**PROBLEM STATEMENT**
Compute the number of lines that include the string "Daniel", then output that number and nothing else.

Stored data
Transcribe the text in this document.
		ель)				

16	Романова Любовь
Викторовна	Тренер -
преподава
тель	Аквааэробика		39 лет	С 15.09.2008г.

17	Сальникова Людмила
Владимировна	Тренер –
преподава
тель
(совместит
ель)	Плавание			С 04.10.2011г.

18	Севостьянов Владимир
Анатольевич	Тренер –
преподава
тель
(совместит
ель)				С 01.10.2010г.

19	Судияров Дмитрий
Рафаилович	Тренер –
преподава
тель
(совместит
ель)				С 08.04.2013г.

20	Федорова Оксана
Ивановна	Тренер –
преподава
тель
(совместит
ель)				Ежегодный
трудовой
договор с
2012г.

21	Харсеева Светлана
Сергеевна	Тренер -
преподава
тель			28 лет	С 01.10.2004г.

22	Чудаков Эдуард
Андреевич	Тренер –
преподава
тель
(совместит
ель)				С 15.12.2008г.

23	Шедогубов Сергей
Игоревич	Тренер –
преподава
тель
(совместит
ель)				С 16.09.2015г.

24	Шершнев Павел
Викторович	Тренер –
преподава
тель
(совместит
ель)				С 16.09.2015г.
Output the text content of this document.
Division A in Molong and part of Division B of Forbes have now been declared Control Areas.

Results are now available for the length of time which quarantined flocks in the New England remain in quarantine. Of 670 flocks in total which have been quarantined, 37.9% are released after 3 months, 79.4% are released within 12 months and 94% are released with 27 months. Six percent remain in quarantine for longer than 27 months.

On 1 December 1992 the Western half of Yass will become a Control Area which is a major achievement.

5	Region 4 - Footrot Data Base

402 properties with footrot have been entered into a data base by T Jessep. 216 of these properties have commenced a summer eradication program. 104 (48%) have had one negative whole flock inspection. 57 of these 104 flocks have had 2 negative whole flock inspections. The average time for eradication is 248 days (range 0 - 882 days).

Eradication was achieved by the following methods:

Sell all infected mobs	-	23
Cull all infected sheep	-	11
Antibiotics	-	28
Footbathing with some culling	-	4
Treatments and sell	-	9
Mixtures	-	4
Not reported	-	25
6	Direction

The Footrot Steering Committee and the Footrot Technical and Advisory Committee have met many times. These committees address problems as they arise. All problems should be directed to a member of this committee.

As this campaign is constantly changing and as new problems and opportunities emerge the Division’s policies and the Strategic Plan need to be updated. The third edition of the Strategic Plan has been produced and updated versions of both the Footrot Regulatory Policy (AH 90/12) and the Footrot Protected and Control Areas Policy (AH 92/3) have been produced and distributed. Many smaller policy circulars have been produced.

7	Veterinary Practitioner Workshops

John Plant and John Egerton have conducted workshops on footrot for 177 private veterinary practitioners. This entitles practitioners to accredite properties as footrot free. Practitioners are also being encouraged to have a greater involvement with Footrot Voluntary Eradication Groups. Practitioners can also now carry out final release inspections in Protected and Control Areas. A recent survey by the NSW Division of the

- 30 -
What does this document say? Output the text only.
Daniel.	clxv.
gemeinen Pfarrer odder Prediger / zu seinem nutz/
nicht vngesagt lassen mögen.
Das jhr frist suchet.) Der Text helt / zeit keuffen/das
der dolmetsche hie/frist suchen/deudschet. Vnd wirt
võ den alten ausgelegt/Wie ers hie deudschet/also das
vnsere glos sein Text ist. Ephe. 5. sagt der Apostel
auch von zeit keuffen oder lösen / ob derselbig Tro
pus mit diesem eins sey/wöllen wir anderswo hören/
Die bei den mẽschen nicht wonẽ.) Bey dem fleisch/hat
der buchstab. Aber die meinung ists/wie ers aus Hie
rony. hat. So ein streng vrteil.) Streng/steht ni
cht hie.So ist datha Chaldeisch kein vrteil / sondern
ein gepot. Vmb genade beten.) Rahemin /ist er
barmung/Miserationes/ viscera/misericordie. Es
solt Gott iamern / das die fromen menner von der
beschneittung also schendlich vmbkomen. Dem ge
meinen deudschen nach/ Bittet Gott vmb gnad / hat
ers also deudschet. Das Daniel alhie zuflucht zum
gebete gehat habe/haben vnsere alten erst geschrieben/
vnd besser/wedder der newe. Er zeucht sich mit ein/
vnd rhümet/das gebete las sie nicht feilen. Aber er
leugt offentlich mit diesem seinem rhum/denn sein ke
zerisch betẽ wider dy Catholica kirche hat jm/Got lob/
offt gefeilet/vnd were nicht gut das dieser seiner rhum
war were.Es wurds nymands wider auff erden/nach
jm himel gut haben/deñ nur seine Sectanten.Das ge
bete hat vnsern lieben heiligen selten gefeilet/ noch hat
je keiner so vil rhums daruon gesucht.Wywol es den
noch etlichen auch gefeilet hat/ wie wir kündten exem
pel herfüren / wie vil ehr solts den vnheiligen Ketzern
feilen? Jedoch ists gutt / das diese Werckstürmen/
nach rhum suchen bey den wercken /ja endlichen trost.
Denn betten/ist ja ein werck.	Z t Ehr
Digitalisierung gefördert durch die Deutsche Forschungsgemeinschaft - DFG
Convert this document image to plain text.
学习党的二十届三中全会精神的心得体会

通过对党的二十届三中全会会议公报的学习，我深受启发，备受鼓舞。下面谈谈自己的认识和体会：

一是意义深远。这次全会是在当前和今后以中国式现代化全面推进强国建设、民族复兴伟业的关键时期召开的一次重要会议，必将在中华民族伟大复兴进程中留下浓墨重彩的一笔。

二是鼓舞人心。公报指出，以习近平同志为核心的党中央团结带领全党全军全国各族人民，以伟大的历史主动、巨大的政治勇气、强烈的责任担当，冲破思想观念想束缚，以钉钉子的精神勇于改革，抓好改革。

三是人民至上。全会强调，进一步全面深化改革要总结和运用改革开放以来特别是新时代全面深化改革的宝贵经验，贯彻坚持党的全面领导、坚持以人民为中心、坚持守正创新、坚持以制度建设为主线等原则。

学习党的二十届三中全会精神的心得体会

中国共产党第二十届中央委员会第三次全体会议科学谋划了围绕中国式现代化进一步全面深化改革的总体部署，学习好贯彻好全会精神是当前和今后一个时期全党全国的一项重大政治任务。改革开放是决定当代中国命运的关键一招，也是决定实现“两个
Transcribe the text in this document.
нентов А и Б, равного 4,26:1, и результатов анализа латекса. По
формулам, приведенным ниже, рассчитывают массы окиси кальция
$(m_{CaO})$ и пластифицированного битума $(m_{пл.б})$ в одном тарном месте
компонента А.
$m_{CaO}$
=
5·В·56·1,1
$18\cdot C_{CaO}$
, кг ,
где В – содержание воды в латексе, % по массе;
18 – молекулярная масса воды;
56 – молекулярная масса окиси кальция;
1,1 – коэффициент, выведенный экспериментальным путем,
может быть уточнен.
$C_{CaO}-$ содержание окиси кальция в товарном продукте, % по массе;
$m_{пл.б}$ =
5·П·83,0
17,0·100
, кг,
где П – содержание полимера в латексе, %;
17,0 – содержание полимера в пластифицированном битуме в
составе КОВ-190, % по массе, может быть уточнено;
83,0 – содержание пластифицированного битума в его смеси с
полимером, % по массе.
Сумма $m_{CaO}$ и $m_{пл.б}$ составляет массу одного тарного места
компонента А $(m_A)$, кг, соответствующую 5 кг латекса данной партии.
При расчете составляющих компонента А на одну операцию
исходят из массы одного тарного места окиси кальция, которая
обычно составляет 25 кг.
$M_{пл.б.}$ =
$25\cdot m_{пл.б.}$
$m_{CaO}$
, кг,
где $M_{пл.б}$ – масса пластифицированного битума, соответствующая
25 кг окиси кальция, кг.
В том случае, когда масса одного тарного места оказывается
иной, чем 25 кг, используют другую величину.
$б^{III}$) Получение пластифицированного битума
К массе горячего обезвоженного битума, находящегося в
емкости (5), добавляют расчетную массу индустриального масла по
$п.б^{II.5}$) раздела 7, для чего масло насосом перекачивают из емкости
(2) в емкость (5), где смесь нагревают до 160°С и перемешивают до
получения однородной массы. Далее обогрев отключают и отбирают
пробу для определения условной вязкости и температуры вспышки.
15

**PROBLEM SOLUTION**
2